=== INPUT FOR THIS TASK ===

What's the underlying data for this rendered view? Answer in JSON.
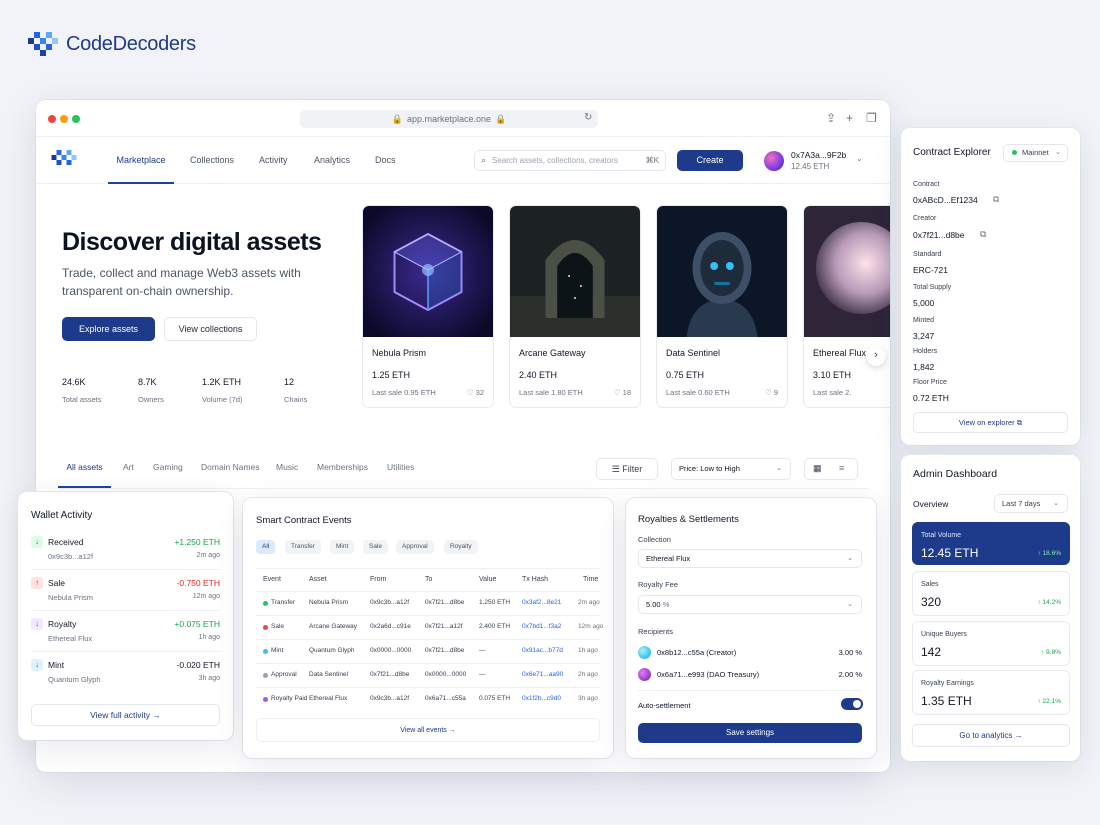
{
  "brand": {
    "name": "CodeDecoders"
  },
  "browser": {
    "url": "app.marketplace.one"
  },
  "nav": {
    "tabs": [
      "Marketplace",
      "Collections",
      "Activity",
      "Analytics",
      "Docs"
    ],
    "search_placeholder": "Search assets, collections, creators",
    "search_shortcut": "⌘K",
    "create_label": "Create",
    "wallet_address": "0x7A3a...9F2b",
    "wallet_balance": "12.45 ETH"
  },
  "hero": {
    "title": "Discover digital assets",
    "subtitle": "Trade, collect and manage Web3 assets with transparent on-chain ownership.",
    "explore_label": "Explore assets",
    "view_label": "View collections",
    "stats": [
      {
        "value": "24.6K",
        "label": "Total assets"
      },
      {
        "value": "8.7K",
        "label": "Owners"
      },
      {
        "value": "1.2K ETH",
        "label": "Volume (7d)"
      },
      {
        "value": "12",
        "label": "Chains"
      }
    ]
  },
  "nfts": [
    {
      "name": "Nebula Prism",
      "price": "1.25 ETH",
      "last": "Last sale  0.95 ETH",
      "likes": "32"
    },
    {
      "name": "Arcane Gateway",
      "price": "2.40 ETH",
      "last": "Last sale  1.80 ETH",
      "likes": "18"
    },
    {
      "name": "Data Sentinel",
      "price": "0.75 ETH",
      "last": "Last sale  0.60 ETH",
      "likes": "9"
    },
    {
      "name": "Ethereal Flux",
      "price": "3.10 ETH",
      "last": "Last sale  2.",
      "likes": ""
    }
  ],
  "filters": {
    "tabs": [
      "All assets",
      "Art",
      "Gaming",
      "Domain Names",
      "Music",
      "Memberships",
      "Utilities"
    ],
    "filter_label": "Filter",
    "sort_label": "Price: Low to High"
  },
  "wallet_activity": {
    "title": "Wallet Activity",
    "items": [
      {
        "label": "Received",
        "sub": "0x9c3b...a12f",
        "amount": "+1.250 ETH",
        "time": "2m ago",
        "kind": "in"
      },
      {
        "label": "Sale",
        "sub": "Nebula Prism",
        "amount": "-0.750 ETH",
        "time": "12m ago",
        "kind": "out"
      },
      {
        "label": "Royalty",
        "sub": "Ethereal Flux",
        "amount": "+0.075 ETH",
        "time": "1h ago",
        "kind": "royalty"
      },
      {
        "label": "Mint",
        "sub": "Quantum Glyph",
        "amount": "-0.020 ETH",
        "time": "3h ago",
        "kind": "mint"
      }
    ],
    "view_all": "View full activity"
  },
  "events": {
    "title": "Smart Contract Events",
    "chips": [
      "All",
      "Transfer",
      "Mint",
      "Sale",
      "Approval",
      "Royalty"
    ],
    "headers": [
      "Event",
      "Asset",
      "From",
      "To",
      "Value",
      "Tx Hash",
      "Time"
    ],
    "rows": [
      {
        "event": "Transfer",
        "asset": "Nebula Prism",
        "from": "0x9c3b...a12f",
        "to": "0x7f21...d8be",
        "value": "1.250 ETH",
        "hash": "0x3af2...8e21",
        "time": "2m ago",
        "color": "#22c55e"
      },
      {
        "event": "Sale",
        "asset": "Arcane Gateway",
        "from": "0x2a6d...c91e",
        "to": "0x7f21...a12f",
        "value": "2.400 ETH",
        "hash": "0x7bd1...f3a2",
        "time": "12m ago",
        "color": "#ef4444"
      },
      {
        "event": "Mint",
        "asset": "Quantum Glyph",
        "from": "0x0000...0000",
        "to": "0x7f21...d8be",
        "value": "—",
        "hash": "0x91ac...b77d",
        "time": "1h ago",
        "color": "#38bdf8"
      },
      {
        "event": "Approval",
        "asset": "Data Sentinel",
        "from": "0x7f21...d8be",
        "to": "0x0000...0000",
        "value": "—",
        "hash": "0x6e71...aa90",
        "time": "2h ago",
        "color": "#94a3b8"
      },
      {
        "event": "Royalty Paid",
        "asset": "Ethereal Flux",
        "from": "0x9c3b...a12f",
        "to": "0x6a71...c55a",
        "value": "0.075 ETH",
        "hash": "0x1f2b...c9d0",
        "time": "3h ago",
        "color": "#a855f7"
      }
    ],
    "view_all": "View all events"
  },
  "royalties": {
    "title": "Royalties & Settlements",
    "collection_label": "Collection",
    "collection_value": "Ethereal Flux",
    "fee_label": "Royalty Fee",
    "fee_value": "5.00",
    "fee_unit": "%",
    "recipients_label": "Recipients",
    "recipients": [
      {
        "name": "0x8b12...c55a (Creator)",
        "pct": "3.00 %"
      },
      {
        "name": "0x6a71...e993 (DAO Treasury)",
        "pct": "2.00 %"
      }
    ],
    "auto_label": "Auto-settlement",
    "auto_on": true,
    "save_label": "Save settings"
  },
  "contract": {
    "title": "Contract Explorer",
    "network": "Mainnet",
    "fields": [
      {
        "label": "Contract",
        "value": "0xABcD...Ef1234"
      },
      {
        "label": "Creator",
        "value": "0x7f21...d8be"
      },
      {
        "label": "Standard",
        "value": "ERC-721"
      },
      {
        "label": "Total Supply",
        "value": "5,000"
      },
      {
        "label": "Minted",
        "value": "3,247"
      },
      {
        "label": "Holders",
        "value": "1,842"
      },
      {
        "label": "Floor Price",
        "value": "0.72 ETH"
      }
    ],
    "explorer_label": "View on explorer"
  },
  "admin": {
    "title": "Admin Dashboard",
    "overview": "Overview",
    "range": "Last 7 days",
    "metrics": [
      {
        "label": "Total Volume",
        "value": "12.45 ETH",
        "delta": "↑ 18.6%"
      },
      {
        "label": "Sales",
        "value": "320",
        "delta": "↑ 14.2%"
      },
      {
        "label": "Unique Buyers",
        "value": "142",
        "delta": "↑ 9.8%"
      },
      {
        "label": "Royalty Earnings",
        "value": "1.35 ETH",
        "delta": "↑ 22.1%"
      }
    ],
    "analytics_label": "Go to analytics"
  }
}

=== WHAT YOU WILL DO ===
Go through the listing above and locate each line that holds the word "Glyph". Copy those lines.

=== TASK RESPONSE ===
        "sub": "Quantum Glyph",
        "asset": "Quantum Glyph",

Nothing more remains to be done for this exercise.